● Work task: Make an exact copy of the entries that come next.

● Information provided:

=== Section Start ===

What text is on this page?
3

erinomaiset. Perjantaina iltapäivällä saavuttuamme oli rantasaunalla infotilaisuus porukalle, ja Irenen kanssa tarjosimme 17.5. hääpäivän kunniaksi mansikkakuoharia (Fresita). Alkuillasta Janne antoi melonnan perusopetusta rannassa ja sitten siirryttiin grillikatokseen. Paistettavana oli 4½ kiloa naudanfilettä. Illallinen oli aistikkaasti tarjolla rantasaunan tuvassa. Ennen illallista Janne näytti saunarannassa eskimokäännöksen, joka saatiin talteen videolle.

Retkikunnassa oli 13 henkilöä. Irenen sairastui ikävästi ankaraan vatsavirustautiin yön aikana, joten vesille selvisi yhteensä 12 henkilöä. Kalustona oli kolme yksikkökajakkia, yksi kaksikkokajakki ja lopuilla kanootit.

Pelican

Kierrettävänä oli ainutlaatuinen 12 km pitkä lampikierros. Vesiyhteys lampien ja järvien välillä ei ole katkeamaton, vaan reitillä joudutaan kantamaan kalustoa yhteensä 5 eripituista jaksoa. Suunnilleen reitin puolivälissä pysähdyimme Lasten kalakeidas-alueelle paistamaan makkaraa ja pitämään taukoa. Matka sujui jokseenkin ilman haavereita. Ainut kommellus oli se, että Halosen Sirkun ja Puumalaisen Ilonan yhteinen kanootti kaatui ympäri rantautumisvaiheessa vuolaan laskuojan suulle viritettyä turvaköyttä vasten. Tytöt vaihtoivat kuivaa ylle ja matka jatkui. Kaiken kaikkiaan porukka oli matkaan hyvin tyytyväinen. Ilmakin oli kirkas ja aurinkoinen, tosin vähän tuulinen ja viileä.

=== Section End ===

● Solved exercise:
What text is on this page?
3

erinomaiset. Perjantaina iltapäivällä saavuttuamme oli rantasaunalla infotilaisuus porukalle, ja Irenen kanssa tarjosimme 17.5. hääpäivän kunniaksi mansikkakuoharia (Fresita). Alkuillasta Janne antoi melonnan perusopetusta rannassa ja sitten siirryttiin grillikatokseen. Paistettavana oli 4½ kiloa naudanfilettä. Illallinen oli aistikkaasti tarjolla rantasaunan tuvassa. Ennen illallista Janne näytti saunarannassa eskimokäännöksen, joka saatiin talteen videolle.

Retkikunnassa oli 13 henkilöä. Irenen sairastui ikävästi ankaraan vatsavirustautiin yön aikana, joten vesille selvisi yhteensä 12 henkilöä. Kalustona oli kolme yksikkökajakkia, yksi kaksikkokajakki ja lopuilla kanootit.

Pelican

Kierrettävänä oli ainutlaatuinen 12 km pitkä lampikierros. Vesiyhteys lampien ja järvien välillä ei ole katkeamaton, vaan reitillä joudutaan kantamaan kalustoa yhteensä 5 eripituista jaksoa. Suunnilleen reitin puolivälissä pysähdyimme Lasten kalakeidas-alueelle paistamaan makkaraa ja pitämään taukoa. Matka sujui jokseenkin ilman haavereita. Ainut kommellus oli se, että Halosen Sirkun ja Puumalaisen Ilonan yhteinen kanootti kaatui ympäri rantautumisvaiheessa vuolaan laskuojan suulle viritettyä turvaköyttä vasten. Tytöt vaihtoivat kuivaa ylle ja matka jatkui. Kaiken kaikkiaan porukka oli matkaan hyvin tyytyväinen. Ilmakin oli kirkas ja aurinkoinen, tosin vähän tuulinen ja viileä.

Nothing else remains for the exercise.